▶ [The records]

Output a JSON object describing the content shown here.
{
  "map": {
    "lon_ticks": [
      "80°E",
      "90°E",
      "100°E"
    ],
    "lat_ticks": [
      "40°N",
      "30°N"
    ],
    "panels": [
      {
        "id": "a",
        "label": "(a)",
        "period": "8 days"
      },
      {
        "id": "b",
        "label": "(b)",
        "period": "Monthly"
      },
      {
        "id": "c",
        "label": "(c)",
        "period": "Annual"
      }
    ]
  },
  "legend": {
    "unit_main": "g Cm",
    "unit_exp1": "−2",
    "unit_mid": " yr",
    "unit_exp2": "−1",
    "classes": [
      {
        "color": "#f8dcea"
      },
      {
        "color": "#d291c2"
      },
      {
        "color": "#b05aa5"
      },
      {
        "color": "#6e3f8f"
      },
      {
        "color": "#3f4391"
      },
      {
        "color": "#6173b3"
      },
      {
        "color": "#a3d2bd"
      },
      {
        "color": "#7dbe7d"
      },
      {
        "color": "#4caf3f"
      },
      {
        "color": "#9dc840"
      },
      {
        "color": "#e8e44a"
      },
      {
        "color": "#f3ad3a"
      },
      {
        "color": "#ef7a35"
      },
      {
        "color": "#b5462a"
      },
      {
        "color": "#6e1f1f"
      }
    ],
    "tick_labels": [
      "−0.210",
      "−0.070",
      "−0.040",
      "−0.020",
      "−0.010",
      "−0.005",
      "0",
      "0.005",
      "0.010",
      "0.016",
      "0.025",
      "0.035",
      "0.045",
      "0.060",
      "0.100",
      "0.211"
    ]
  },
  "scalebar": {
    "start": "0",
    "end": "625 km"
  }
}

▶ [Description of the task]
Give the material above again, word for word.

▶ [Result below]
Output a JSON object describing the content shown here.
{
  "map": {
    "lon_ticks": [
      "80°E",
      "90°E",
      "100°E"
    ],
    "lat_ticks": [
      "40°N",
      "30°N"
    ],
    "panels": [
      {
        "id": "a",
        "label": "(a)",
        "period": "8 days"
      },
      {
        "id": "b",
        "label": "(b)",
        "period": "Monthly"
      },
      {
        "id": "c",
        "label": "(c)",
        "period": "Annual"
      }
    ]
  },
  "legend": {
    "unit_main": "g Cm",
    "unit_exp1": "−2",
    "unit_mid": " yr",
    "unit_exp2": "−1",
    "classes": [
      {
        "color": "#f8dcea"
      },
      {
        "color": "#d291c2"
      },
      {
        "color": "#b05aa5"
      },
      {
        "color": "#6e3f8f"
      },
      {
        "color": "#3f4391"
      },
      {
        "color": "#6173b3"
      },
      {
        "color": "#a3d2bd"
      },
      {
        "color": "#7dbe7d"
      },
      {
        "color": "#4caf3f"
      },
      {
        "color": "#9dc840"
      },
      {
        "color": "#e8e44a"
      },
      {
        "color": "#f3ad3a"
      },
      {
        "color": "#ef7a35"
      },
      {
        "color": "#b5462a"
      },
      {
        "color": "#6e1f1f"
      }
    ],
    "tick_labels": [
      "−0.210",
      "−0.070",
      "−0.040",
      "−0.020",
      "−0.010",
      "−0.005",
      "0",
      "0.005",
      "0.010",
      "0.016",
      "0.025",
      "0.035",
      "0.045",
      "0.060",
      "0.100",
      "0.211"
    ]
  },
  "scalebar": {
    "start": "0",
    "end": "625 km"
  }
}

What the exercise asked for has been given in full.